┌─ Supplied material

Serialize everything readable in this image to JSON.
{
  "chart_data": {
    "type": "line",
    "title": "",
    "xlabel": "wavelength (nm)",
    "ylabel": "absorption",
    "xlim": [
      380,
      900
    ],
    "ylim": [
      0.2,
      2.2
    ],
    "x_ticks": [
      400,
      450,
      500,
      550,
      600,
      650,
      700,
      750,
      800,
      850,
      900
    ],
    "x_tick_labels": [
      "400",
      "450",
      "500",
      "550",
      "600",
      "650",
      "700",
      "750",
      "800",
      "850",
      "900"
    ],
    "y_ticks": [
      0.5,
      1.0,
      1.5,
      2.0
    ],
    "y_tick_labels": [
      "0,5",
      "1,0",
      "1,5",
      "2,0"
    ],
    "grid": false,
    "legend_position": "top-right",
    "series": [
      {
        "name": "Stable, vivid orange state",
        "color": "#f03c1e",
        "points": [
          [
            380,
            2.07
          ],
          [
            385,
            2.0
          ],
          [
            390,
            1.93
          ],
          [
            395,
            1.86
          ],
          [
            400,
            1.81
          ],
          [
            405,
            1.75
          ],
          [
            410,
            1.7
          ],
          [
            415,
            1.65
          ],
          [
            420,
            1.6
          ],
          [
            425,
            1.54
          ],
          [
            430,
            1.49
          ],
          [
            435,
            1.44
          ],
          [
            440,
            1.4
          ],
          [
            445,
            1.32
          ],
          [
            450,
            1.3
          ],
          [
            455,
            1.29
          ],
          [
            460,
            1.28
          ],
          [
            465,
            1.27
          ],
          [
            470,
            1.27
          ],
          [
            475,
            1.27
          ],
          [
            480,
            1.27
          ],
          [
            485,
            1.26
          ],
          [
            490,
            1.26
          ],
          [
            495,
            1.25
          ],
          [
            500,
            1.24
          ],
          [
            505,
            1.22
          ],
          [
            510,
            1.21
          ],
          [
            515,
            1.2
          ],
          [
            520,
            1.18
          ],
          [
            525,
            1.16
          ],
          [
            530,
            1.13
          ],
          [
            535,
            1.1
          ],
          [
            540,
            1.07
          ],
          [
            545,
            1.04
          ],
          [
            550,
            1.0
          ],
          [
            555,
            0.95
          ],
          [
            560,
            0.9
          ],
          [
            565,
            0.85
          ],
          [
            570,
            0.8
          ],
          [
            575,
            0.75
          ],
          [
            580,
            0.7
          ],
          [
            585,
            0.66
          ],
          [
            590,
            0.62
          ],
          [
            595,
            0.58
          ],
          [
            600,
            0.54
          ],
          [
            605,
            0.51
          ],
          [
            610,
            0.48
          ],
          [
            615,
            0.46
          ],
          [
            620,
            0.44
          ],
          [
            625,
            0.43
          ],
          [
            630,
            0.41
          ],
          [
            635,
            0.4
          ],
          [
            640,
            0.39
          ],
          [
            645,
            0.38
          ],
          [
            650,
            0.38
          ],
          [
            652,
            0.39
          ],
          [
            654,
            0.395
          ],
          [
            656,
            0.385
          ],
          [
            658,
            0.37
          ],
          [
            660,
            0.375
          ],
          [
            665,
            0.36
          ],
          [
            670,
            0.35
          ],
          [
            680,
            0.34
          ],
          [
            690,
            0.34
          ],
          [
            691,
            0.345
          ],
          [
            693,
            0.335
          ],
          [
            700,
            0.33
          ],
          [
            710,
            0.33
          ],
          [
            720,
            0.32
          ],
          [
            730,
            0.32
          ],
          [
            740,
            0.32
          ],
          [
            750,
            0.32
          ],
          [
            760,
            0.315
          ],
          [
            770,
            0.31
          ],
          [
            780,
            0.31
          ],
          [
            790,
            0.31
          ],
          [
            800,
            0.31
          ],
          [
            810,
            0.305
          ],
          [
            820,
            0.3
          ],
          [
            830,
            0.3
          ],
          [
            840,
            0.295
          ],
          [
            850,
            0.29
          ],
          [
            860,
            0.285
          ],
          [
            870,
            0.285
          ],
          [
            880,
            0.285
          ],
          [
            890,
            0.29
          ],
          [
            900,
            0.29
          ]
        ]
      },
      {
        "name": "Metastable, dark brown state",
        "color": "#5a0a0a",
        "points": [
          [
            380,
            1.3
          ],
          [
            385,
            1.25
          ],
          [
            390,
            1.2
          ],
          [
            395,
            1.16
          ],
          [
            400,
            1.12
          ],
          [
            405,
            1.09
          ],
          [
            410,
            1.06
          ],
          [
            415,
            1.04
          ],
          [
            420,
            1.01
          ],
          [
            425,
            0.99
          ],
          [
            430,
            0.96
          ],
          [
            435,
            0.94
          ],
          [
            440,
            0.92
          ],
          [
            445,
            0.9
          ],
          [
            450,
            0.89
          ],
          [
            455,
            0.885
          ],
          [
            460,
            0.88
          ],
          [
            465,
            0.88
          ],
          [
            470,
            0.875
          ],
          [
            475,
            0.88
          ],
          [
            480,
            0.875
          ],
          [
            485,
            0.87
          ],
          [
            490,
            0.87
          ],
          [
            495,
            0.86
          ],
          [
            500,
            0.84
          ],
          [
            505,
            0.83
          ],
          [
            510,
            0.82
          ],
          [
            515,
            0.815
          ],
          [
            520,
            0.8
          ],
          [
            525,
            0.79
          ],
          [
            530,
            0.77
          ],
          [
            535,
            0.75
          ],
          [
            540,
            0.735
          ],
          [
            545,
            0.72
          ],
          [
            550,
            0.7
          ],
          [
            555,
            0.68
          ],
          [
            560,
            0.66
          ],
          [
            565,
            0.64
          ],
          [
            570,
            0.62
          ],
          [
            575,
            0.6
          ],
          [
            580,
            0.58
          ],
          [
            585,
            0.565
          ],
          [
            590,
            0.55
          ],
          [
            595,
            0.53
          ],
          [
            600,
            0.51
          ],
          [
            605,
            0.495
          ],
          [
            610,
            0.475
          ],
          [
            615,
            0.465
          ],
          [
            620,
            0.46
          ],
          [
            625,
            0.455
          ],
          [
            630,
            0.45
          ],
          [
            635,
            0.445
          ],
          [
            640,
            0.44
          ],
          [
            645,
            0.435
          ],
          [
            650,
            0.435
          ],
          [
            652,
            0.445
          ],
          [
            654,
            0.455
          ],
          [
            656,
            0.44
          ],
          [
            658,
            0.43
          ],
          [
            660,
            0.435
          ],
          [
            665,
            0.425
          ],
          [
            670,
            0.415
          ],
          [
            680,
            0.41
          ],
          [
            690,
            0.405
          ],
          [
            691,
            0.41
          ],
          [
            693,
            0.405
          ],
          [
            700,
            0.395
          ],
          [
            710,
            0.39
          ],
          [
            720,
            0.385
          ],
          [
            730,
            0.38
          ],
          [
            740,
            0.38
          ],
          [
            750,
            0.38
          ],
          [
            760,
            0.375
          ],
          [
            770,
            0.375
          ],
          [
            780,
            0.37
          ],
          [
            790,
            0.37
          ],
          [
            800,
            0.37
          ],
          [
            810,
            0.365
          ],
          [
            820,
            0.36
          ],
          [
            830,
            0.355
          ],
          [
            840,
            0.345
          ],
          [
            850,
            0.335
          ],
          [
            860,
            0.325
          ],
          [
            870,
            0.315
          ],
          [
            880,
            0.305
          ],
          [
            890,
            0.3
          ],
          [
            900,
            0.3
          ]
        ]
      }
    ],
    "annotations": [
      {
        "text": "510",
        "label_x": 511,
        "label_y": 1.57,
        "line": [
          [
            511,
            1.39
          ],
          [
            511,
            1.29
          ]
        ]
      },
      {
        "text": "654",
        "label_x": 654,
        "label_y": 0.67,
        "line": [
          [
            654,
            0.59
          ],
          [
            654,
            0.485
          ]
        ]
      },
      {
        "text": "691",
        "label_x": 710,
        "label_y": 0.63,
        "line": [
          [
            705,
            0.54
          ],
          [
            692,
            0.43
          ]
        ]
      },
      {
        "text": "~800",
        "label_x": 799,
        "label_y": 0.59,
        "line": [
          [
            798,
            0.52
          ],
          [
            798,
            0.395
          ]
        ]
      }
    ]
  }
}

└─

▸ **Task**: Which lines hold the word "name"? Return all of them from the records above.

▸ **Reply**:
        "name": "Stable, vivid orange state",
        "name": "Metastable, dark brown state",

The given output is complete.